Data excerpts
########################################

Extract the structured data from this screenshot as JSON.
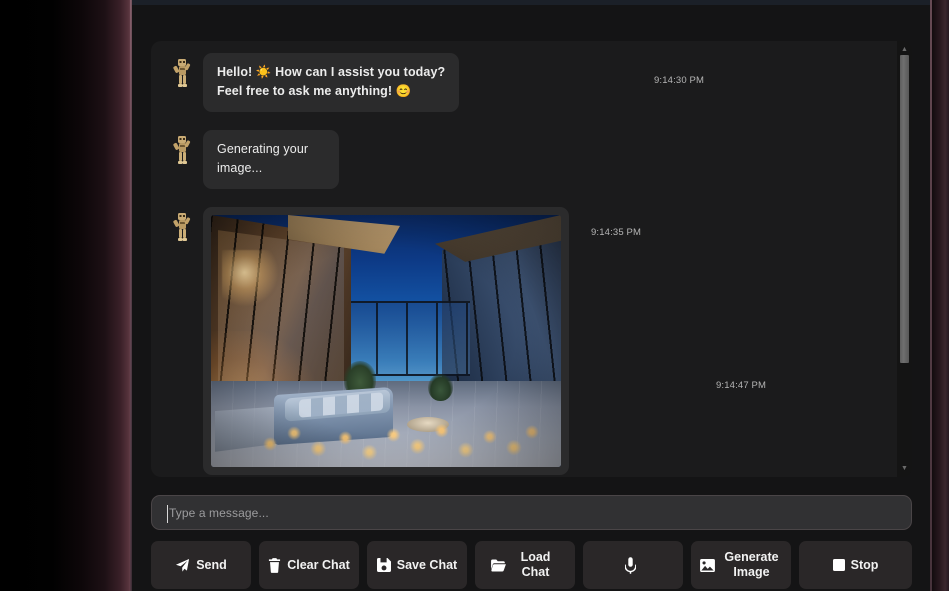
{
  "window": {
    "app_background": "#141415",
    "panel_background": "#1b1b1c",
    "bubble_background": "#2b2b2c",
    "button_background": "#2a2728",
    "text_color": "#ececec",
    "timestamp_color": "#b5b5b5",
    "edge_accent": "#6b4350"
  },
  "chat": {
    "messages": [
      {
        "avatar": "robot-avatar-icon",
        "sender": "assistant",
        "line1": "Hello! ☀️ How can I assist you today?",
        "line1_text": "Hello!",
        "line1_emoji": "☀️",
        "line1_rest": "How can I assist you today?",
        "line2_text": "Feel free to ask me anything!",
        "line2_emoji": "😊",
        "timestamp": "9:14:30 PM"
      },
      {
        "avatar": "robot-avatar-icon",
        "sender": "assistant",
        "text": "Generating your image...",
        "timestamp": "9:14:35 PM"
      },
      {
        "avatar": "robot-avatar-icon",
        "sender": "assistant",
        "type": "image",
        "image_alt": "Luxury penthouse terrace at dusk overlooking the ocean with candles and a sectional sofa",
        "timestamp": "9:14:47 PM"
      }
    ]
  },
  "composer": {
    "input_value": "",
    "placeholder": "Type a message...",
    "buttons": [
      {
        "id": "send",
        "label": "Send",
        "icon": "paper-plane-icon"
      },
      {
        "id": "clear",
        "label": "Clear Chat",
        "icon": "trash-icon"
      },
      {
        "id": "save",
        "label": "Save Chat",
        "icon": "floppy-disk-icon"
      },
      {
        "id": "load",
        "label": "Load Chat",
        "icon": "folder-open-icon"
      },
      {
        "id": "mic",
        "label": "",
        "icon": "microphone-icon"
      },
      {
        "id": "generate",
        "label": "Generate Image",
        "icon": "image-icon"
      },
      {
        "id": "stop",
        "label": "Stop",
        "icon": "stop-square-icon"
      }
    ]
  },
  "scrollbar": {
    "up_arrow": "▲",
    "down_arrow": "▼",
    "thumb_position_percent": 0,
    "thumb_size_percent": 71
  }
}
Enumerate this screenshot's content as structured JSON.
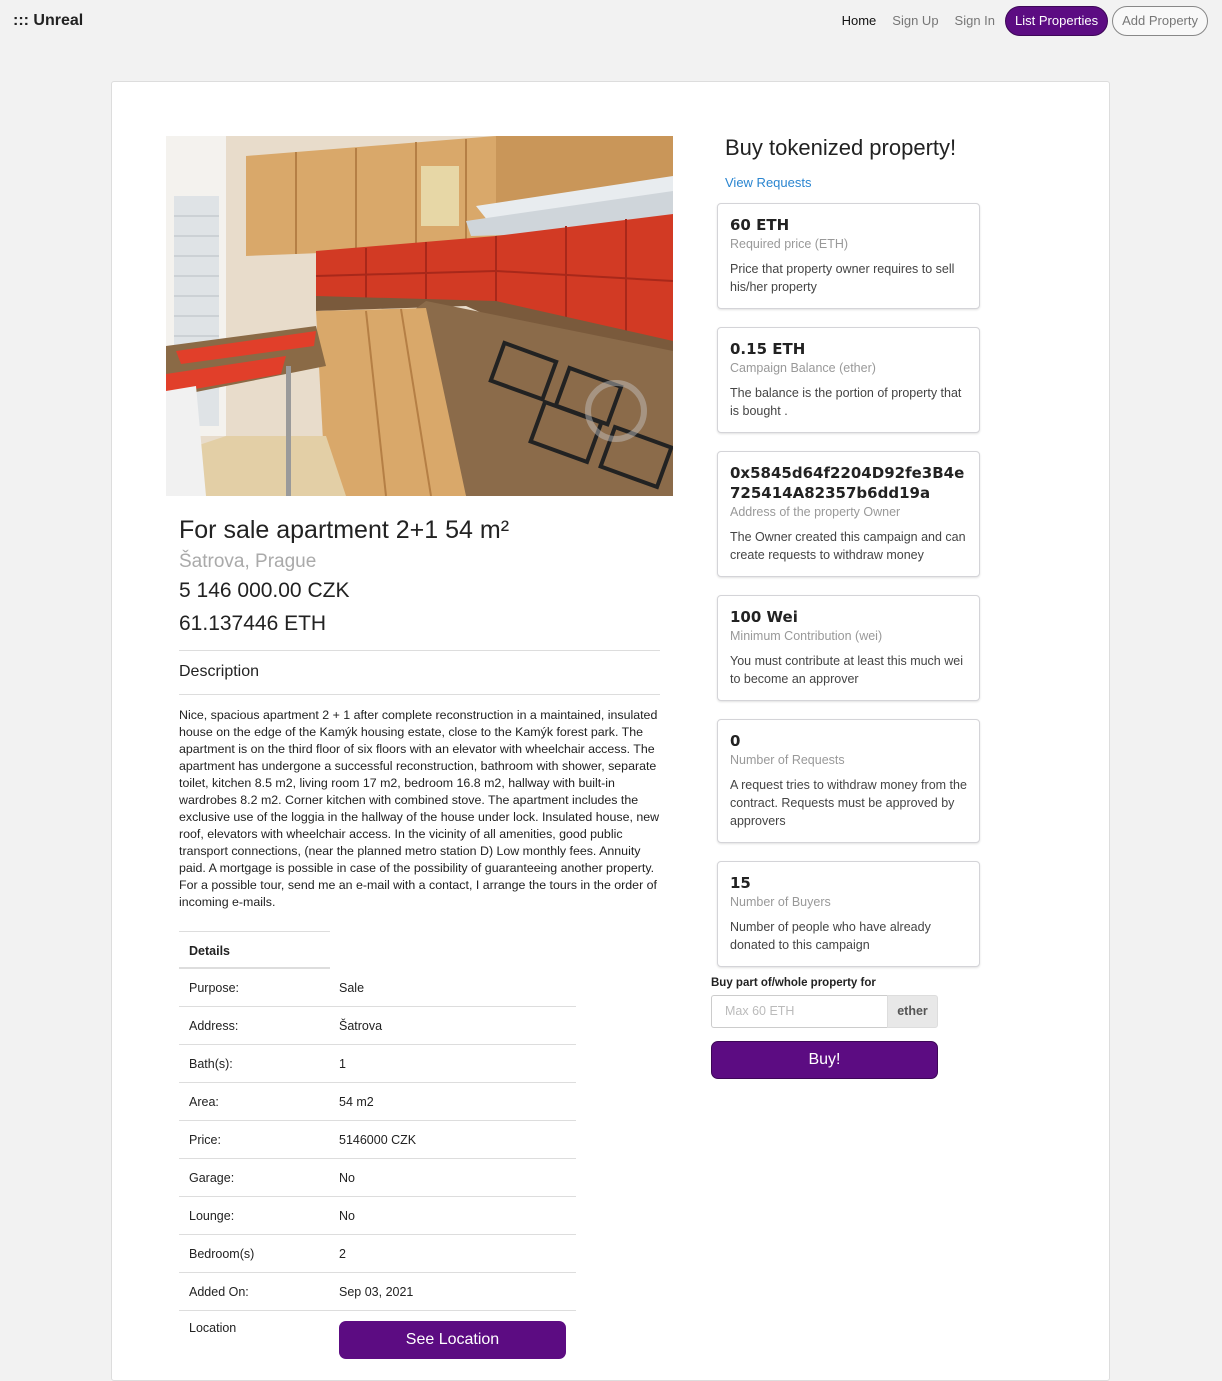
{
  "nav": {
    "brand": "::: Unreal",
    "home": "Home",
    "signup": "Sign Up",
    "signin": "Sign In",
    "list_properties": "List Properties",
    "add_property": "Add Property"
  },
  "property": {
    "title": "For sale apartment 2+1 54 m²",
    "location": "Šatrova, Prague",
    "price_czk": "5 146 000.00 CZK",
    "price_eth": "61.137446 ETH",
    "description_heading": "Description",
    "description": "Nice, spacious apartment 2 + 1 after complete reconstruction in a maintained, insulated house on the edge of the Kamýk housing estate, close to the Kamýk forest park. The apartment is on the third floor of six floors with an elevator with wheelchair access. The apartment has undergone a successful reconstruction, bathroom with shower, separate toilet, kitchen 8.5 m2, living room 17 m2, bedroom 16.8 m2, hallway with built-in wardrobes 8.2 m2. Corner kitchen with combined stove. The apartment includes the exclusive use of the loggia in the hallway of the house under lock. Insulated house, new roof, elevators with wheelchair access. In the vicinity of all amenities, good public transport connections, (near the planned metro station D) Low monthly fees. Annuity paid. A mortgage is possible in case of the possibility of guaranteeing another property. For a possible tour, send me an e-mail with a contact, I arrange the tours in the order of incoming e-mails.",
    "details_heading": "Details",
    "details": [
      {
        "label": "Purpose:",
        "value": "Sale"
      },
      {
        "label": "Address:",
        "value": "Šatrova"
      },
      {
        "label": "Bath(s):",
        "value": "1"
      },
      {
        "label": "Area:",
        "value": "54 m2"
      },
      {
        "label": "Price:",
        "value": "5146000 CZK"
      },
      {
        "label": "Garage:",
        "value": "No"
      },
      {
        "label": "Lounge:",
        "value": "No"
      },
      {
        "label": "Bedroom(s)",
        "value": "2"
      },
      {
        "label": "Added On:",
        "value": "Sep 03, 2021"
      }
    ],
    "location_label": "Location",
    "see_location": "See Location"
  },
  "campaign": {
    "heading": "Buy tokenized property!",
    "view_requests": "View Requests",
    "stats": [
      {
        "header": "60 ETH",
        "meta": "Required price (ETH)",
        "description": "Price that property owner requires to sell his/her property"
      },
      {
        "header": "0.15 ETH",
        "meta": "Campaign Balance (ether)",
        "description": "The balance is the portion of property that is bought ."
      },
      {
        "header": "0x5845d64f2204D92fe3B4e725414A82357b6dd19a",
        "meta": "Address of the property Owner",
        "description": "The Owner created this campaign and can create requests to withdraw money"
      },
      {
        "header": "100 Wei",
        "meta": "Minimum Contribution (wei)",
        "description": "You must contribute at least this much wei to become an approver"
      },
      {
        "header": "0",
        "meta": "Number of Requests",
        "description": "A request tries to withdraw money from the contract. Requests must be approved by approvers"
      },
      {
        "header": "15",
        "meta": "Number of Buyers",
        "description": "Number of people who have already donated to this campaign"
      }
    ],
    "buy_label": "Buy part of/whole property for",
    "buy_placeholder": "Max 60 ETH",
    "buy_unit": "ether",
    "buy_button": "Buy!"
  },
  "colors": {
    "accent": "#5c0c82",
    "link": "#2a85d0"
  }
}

########################################

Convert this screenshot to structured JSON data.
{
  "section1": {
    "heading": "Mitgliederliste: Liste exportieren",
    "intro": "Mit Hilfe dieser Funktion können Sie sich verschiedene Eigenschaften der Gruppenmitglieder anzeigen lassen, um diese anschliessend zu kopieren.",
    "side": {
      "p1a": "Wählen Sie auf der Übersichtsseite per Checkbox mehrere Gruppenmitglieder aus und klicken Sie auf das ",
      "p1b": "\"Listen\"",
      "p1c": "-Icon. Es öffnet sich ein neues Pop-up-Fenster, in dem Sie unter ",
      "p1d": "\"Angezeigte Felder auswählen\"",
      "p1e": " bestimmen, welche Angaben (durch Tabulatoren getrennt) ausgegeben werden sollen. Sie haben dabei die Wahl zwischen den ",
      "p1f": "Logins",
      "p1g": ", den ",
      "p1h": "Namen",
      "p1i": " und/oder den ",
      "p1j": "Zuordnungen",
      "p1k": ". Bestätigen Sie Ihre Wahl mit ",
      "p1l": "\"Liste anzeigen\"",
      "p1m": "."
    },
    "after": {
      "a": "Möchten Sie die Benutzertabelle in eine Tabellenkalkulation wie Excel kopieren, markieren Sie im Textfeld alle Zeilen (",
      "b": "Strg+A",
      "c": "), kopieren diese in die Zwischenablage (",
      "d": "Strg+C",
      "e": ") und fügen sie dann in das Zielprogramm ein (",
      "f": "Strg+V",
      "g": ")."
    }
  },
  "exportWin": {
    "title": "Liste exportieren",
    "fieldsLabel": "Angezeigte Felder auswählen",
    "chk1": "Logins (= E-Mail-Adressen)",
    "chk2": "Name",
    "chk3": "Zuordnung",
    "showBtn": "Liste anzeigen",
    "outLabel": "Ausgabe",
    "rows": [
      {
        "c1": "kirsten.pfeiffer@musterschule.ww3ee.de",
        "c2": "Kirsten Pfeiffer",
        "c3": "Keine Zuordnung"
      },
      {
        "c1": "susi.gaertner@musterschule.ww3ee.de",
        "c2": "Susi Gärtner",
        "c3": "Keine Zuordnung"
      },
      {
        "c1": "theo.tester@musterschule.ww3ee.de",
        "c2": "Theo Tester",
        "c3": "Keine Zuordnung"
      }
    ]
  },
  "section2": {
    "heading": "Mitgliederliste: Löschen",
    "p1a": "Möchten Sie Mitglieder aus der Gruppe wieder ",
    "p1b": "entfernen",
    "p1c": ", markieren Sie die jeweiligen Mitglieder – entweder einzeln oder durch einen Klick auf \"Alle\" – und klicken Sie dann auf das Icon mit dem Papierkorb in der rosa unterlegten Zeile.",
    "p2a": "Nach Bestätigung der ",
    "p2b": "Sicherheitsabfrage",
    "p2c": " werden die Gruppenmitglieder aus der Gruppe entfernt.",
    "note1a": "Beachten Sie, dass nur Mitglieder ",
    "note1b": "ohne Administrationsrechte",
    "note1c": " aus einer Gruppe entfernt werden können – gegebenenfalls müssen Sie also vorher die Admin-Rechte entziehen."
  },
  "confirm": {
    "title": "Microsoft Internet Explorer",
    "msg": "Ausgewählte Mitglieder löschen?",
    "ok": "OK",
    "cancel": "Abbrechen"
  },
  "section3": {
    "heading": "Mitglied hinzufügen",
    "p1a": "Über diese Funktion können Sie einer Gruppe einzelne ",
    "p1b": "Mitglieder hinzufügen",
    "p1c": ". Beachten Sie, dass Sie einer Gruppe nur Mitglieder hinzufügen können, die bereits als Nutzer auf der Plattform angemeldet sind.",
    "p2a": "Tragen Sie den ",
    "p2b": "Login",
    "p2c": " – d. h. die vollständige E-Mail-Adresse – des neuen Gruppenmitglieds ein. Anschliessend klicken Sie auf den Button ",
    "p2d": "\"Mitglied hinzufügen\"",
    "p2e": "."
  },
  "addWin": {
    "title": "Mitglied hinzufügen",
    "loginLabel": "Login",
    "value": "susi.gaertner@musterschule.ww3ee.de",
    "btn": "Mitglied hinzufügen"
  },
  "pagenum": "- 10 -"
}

########################################

[Task directions] Count each line with "this" in it and report that figure by itself.

[Correct answer] 6